Gather up all lines that carry the word "Physical".
--- BEGIN Input ---
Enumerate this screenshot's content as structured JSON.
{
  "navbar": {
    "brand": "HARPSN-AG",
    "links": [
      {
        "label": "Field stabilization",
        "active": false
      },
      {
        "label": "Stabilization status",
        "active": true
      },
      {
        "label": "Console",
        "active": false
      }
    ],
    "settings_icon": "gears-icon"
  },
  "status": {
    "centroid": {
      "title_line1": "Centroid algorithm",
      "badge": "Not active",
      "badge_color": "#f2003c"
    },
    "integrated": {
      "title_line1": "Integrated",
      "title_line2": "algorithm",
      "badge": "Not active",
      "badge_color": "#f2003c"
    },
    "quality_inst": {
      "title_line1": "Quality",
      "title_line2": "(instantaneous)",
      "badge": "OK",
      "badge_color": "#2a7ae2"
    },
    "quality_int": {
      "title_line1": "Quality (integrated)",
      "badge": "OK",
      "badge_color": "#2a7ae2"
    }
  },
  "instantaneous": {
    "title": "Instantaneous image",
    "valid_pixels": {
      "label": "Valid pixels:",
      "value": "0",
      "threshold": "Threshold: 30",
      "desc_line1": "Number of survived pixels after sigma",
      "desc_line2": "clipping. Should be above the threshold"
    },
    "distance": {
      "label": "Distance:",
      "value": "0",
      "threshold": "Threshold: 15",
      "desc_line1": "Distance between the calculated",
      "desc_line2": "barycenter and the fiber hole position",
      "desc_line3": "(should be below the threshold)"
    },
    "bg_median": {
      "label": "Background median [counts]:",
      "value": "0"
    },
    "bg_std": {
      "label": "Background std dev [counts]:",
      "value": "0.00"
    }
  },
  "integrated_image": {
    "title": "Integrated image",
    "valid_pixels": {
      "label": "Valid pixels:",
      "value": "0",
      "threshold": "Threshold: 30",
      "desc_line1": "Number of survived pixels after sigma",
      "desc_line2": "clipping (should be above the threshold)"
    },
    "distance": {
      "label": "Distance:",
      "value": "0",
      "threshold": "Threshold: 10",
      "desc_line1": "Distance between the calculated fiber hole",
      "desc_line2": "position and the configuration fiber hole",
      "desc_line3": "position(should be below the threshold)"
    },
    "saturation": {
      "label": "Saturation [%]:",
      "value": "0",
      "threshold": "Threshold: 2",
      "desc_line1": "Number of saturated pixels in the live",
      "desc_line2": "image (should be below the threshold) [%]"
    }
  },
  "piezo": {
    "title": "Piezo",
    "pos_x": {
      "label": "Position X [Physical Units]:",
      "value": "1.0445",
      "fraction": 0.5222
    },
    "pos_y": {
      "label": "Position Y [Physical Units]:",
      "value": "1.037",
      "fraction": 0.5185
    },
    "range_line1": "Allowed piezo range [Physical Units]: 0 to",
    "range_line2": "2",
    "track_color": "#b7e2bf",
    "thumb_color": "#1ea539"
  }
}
--- END Input ---
* **Task response**:
      "label": "Position X [Physical Units]:",
      "label": "Position Y [Physical Units]:",
    "range_line1": "Allowed piezo range [Physical Units]: 0 to",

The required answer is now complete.